* [Short task] For each line below that includes the word "strategic", make a copy.

* [Information provided]
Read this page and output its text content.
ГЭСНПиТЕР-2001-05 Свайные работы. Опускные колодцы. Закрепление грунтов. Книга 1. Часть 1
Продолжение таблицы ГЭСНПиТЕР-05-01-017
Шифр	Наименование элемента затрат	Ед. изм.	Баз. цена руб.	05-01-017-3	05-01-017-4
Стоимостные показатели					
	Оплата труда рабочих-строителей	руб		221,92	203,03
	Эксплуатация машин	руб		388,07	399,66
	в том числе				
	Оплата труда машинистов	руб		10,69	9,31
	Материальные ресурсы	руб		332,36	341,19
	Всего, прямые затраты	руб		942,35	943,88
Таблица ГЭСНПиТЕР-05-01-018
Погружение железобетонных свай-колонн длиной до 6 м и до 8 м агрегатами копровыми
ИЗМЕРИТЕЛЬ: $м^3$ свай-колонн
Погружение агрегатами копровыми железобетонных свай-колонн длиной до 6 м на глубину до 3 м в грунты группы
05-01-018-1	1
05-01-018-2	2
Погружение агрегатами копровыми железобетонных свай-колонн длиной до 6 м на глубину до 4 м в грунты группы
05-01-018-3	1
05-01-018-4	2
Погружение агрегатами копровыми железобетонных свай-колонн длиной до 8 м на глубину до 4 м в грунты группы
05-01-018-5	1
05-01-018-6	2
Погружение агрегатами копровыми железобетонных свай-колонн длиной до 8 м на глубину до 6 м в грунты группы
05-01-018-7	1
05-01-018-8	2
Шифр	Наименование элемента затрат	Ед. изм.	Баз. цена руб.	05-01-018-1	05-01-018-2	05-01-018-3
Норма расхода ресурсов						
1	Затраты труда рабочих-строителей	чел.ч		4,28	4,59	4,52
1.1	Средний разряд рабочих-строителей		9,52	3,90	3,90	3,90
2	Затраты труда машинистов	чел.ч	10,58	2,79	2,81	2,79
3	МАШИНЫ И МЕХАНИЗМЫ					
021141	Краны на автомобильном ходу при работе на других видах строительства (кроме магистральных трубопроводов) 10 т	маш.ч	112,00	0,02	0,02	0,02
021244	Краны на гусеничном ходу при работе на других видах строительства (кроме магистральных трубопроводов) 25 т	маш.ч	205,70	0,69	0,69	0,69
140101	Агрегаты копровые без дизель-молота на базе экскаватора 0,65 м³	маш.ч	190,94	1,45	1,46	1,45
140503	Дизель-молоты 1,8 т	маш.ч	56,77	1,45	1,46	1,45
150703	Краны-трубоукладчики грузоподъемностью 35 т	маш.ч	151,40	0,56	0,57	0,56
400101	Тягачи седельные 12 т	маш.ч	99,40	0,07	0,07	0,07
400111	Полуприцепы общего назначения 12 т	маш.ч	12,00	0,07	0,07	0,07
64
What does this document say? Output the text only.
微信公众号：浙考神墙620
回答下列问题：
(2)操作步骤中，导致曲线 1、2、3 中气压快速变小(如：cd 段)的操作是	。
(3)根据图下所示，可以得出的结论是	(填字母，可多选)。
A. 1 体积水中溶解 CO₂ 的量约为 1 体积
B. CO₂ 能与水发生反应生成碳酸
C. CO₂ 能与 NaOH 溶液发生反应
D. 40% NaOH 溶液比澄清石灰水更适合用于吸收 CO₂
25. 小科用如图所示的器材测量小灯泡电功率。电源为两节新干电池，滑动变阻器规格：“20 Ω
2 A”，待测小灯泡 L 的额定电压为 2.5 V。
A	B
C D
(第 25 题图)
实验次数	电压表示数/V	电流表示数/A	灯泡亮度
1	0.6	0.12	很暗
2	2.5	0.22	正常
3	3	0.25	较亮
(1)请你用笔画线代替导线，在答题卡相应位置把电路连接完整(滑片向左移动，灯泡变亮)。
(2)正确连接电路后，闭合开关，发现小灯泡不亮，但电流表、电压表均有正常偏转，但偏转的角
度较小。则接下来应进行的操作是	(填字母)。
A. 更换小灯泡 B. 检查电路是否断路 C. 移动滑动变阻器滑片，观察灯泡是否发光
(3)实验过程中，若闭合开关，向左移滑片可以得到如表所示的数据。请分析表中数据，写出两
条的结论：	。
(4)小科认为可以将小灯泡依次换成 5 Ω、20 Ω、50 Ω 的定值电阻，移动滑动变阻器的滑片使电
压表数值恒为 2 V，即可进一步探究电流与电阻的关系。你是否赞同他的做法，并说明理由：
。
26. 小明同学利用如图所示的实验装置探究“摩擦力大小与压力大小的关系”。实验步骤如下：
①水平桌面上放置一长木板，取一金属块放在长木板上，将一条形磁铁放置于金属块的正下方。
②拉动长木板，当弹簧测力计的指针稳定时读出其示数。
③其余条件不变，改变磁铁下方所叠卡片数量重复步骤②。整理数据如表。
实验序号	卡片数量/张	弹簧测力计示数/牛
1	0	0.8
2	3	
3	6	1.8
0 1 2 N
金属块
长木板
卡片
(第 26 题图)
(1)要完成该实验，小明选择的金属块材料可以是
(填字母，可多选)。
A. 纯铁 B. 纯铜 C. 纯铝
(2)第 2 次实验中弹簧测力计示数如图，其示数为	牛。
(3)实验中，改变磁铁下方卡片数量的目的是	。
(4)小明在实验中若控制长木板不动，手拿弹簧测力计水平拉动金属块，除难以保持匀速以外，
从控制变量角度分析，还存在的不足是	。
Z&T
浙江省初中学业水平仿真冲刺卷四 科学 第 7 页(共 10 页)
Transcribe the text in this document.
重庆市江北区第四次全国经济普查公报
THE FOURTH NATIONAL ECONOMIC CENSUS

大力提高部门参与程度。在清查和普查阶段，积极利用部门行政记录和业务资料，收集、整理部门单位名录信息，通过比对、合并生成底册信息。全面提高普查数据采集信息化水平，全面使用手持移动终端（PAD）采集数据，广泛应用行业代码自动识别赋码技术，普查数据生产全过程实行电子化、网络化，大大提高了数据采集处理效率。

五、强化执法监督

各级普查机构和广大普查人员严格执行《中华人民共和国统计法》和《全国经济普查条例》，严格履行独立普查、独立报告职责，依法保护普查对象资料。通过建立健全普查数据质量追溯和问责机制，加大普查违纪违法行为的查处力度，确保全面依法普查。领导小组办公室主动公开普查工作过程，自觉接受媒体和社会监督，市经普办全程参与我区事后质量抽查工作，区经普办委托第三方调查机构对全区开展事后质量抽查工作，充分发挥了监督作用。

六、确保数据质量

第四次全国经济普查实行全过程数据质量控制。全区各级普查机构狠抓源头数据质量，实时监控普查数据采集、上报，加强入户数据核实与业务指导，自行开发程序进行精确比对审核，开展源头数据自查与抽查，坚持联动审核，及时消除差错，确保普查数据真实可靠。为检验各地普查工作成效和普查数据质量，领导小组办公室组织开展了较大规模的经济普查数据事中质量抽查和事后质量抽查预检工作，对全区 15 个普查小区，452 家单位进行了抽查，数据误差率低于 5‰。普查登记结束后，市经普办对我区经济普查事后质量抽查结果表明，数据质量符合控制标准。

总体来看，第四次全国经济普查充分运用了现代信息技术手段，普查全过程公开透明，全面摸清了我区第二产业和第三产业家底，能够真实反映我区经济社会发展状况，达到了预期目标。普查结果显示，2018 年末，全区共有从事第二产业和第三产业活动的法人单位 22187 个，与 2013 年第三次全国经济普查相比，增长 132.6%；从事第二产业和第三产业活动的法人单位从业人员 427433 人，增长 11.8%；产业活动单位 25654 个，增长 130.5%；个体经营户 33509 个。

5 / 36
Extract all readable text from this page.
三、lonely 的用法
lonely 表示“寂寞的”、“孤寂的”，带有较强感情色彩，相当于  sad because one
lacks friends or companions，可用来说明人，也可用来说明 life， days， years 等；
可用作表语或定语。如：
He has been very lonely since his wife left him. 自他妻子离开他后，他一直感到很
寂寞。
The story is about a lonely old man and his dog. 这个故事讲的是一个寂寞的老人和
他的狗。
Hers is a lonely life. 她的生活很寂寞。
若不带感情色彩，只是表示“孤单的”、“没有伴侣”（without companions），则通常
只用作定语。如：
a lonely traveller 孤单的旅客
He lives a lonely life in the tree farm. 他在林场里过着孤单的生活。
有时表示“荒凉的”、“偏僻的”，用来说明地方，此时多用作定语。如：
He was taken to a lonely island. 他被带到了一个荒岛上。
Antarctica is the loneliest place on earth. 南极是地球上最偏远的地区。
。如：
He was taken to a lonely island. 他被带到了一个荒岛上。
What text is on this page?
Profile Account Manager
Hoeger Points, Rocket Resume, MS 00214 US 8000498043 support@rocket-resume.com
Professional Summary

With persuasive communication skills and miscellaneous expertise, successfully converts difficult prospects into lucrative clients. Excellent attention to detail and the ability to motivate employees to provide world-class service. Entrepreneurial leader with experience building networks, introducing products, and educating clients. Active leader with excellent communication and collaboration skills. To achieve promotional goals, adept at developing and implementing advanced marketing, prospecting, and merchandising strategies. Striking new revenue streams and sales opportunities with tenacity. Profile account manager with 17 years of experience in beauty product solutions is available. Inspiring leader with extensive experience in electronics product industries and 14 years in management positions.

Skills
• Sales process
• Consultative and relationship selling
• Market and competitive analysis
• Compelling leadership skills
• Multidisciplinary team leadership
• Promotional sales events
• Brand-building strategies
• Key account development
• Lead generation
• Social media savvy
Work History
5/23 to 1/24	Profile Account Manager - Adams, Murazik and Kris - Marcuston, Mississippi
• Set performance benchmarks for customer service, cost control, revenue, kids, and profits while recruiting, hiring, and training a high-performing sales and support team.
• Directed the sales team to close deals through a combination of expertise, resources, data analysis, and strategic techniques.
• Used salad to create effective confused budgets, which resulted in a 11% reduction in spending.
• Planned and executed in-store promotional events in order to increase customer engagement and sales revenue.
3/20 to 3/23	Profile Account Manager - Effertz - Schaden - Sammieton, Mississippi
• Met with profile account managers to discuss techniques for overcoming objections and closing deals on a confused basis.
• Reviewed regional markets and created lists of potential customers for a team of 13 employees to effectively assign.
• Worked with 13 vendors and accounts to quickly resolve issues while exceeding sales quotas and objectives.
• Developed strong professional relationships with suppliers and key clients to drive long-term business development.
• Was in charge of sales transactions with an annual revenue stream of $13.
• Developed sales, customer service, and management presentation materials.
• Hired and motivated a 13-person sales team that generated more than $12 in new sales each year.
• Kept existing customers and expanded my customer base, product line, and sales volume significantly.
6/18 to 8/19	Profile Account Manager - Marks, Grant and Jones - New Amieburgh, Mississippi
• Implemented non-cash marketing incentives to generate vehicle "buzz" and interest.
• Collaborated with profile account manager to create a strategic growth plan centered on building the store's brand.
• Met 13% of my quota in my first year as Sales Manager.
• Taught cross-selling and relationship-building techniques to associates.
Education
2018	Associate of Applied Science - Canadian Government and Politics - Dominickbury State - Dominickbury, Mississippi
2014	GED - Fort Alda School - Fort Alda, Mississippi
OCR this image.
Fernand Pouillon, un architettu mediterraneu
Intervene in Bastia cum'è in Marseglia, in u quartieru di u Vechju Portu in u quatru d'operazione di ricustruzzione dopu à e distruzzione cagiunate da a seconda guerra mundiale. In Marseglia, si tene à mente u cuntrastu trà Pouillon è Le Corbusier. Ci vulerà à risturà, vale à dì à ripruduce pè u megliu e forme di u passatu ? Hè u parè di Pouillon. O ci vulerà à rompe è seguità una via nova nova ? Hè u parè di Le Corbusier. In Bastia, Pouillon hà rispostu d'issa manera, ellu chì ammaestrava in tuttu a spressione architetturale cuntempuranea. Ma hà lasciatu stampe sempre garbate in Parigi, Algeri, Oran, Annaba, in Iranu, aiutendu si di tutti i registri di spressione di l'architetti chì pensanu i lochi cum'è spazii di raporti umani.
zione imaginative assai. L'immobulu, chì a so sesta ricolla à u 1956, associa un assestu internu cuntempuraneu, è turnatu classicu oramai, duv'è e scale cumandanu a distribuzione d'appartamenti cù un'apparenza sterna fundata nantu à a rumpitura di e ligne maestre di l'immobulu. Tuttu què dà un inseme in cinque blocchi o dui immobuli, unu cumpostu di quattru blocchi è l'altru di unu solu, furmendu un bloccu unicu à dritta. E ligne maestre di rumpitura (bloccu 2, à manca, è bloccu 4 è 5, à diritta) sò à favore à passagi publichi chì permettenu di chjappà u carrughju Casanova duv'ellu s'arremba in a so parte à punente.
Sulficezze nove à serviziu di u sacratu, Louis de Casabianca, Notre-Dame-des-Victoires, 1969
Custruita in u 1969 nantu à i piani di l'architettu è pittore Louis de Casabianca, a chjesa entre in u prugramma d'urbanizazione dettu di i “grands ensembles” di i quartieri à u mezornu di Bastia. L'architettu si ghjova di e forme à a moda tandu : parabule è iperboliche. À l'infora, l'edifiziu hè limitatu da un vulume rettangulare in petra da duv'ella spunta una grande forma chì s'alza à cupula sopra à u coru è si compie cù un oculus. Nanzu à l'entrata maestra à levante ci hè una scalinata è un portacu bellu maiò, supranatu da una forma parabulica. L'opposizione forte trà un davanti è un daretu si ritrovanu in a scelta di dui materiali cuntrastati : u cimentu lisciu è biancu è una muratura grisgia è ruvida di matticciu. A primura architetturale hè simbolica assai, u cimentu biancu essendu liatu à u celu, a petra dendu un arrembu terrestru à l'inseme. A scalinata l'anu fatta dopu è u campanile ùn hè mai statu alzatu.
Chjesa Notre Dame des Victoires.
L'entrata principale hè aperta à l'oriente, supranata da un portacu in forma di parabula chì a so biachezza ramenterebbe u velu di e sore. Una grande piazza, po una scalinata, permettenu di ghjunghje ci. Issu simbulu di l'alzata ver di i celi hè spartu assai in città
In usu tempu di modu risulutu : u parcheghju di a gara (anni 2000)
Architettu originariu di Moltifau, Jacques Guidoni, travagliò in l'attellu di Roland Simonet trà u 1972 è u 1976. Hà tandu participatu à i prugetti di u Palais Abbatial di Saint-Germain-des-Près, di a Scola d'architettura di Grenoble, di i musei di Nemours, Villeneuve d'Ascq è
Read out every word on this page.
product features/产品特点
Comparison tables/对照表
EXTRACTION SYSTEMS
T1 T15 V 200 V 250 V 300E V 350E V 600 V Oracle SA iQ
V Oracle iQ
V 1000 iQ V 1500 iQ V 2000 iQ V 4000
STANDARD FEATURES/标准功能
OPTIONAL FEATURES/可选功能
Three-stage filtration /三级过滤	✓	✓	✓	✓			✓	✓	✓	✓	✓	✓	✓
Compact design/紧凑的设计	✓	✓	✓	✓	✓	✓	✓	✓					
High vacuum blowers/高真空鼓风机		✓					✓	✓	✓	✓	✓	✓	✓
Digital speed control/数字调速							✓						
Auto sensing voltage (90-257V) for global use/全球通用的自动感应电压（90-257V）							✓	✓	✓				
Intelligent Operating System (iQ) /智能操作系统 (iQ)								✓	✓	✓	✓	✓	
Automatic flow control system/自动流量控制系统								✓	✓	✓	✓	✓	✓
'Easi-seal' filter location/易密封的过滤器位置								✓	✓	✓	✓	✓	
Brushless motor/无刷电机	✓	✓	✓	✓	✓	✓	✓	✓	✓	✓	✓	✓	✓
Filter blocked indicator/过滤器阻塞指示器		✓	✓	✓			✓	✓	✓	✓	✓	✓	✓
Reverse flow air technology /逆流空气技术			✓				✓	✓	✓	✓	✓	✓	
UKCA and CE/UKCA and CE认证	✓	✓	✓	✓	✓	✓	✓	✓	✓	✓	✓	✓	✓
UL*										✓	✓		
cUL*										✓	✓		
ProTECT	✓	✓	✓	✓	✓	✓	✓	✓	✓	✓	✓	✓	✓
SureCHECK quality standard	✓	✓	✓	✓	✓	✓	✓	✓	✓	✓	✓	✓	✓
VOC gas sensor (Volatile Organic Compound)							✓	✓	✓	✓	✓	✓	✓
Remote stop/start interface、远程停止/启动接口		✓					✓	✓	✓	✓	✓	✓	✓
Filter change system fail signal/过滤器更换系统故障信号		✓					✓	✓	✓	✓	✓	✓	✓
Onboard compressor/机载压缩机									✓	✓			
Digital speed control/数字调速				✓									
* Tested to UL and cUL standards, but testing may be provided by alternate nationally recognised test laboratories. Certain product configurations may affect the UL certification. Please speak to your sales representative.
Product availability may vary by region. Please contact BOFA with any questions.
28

* [Full solution]
• Directed the sales team to close deals through a combination of expertise, resources, data analysis, and strategic techniques.
• Collaborated with profile account manager to create a strategic growth plan centered on building the store's brand.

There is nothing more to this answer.